- _WHAT THE TASK ASKS_
Track down every line below that holds "United" and copy it.

Stored entries:
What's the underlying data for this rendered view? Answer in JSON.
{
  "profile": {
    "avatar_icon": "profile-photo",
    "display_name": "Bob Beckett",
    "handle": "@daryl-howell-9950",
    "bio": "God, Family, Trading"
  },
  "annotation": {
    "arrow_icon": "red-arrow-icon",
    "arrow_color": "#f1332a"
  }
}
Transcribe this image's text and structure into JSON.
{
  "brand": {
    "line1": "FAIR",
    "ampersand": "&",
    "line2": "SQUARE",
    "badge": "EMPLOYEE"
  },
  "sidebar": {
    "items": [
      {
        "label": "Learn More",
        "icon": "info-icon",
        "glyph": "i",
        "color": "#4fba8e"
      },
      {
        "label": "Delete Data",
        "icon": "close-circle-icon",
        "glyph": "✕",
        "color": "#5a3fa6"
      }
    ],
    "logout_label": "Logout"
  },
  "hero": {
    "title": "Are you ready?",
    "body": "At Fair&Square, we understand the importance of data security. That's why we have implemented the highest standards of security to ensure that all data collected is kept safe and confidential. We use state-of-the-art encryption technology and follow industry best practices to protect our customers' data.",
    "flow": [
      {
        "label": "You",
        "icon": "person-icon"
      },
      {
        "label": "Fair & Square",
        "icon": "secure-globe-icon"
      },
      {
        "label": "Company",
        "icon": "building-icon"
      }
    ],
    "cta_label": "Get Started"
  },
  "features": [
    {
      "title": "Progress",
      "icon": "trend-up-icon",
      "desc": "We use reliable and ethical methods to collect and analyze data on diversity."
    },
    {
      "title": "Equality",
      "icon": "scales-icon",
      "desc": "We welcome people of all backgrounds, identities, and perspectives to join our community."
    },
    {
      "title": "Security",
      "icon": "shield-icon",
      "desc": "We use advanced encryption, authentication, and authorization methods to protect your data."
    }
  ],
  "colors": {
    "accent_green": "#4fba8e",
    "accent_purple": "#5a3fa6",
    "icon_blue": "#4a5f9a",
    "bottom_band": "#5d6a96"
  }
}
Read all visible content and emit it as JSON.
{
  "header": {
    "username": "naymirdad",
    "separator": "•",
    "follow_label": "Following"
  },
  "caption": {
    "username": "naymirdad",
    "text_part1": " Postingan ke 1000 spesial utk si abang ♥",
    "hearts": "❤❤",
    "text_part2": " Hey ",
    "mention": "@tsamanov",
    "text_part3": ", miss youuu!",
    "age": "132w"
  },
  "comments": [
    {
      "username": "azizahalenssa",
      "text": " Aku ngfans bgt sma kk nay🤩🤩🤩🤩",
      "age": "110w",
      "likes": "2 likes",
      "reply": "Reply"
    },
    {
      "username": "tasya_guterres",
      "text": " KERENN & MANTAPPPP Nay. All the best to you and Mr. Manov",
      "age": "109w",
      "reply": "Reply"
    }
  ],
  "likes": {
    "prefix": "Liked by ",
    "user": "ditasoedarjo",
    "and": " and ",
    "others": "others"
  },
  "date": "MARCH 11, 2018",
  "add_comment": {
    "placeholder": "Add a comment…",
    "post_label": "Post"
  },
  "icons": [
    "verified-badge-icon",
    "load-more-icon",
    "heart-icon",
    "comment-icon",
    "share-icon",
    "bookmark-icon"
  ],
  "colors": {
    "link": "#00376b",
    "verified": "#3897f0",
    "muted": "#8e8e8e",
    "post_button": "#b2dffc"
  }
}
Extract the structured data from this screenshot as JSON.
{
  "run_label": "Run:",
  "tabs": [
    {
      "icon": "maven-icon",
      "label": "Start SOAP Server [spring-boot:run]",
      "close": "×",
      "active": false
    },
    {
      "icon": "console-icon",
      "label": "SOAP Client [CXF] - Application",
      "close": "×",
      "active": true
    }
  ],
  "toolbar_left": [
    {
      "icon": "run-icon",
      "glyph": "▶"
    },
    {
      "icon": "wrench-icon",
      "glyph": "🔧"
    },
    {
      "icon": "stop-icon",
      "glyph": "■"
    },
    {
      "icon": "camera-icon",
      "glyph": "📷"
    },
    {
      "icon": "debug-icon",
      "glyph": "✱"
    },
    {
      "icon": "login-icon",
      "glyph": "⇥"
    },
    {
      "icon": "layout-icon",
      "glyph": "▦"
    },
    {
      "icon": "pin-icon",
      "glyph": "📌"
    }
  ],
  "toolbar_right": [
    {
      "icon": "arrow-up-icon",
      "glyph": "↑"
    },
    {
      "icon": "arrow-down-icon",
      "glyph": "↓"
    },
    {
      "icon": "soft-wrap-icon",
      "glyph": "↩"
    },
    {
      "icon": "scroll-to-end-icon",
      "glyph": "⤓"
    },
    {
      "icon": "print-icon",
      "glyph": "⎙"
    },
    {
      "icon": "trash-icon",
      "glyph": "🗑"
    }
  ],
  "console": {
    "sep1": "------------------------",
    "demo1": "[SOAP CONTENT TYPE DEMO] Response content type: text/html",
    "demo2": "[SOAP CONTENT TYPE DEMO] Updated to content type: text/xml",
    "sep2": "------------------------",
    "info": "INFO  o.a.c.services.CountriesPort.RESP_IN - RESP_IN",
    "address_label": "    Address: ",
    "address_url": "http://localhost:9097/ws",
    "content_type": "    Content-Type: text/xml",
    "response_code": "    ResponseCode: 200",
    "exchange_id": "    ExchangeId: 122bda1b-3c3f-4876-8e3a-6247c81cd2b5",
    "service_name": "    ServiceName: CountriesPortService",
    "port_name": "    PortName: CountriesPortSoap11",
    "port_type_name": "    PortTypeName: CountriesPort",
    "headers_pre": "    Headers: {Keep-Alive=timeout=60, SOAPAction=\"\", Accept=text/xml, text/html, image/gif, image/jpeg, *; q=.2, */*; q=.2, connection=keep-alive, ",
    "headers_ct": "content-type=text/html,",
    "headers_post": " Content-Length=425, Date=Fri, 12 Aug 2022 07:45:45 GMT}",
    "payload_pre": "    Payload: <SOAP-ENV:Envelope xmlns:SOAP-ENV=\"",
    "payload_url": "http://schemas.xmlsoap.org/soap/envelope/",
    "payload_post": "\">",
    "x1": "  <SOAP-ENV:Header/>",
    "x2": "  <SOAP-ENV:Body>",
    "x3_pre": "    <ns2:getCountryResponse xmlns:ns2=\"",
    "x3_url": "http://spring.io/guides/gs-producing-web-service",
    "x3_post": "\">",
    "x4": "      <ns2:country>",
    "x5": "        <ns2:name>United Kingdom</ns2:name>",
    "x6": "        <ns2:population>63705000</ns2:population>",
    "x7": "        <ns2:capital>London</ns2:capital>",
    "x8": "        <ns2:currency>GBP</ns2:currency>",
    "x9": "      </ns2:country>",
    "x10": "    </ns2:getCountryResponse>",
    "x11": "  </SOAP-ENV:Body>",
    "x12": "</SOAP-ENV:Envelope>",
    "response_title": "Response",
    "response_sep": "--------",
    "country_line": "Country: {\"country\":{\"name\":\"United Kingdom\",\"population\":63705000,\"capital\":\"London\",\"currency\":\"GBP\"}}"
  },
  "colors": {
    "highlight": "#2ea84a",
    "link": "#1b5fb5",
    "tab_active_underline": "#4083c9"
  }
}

- _RESPONSE TO THE EXERCISE_
    "x5": "        <ns2:name>United Kingdom</ns2:name>",
    "country_line": "Country: {\"country\":{\"name\":\"United Kingdom\",\"population\":63705000,\"capital\":\"London\",\"currency\":\"GBP\"}}"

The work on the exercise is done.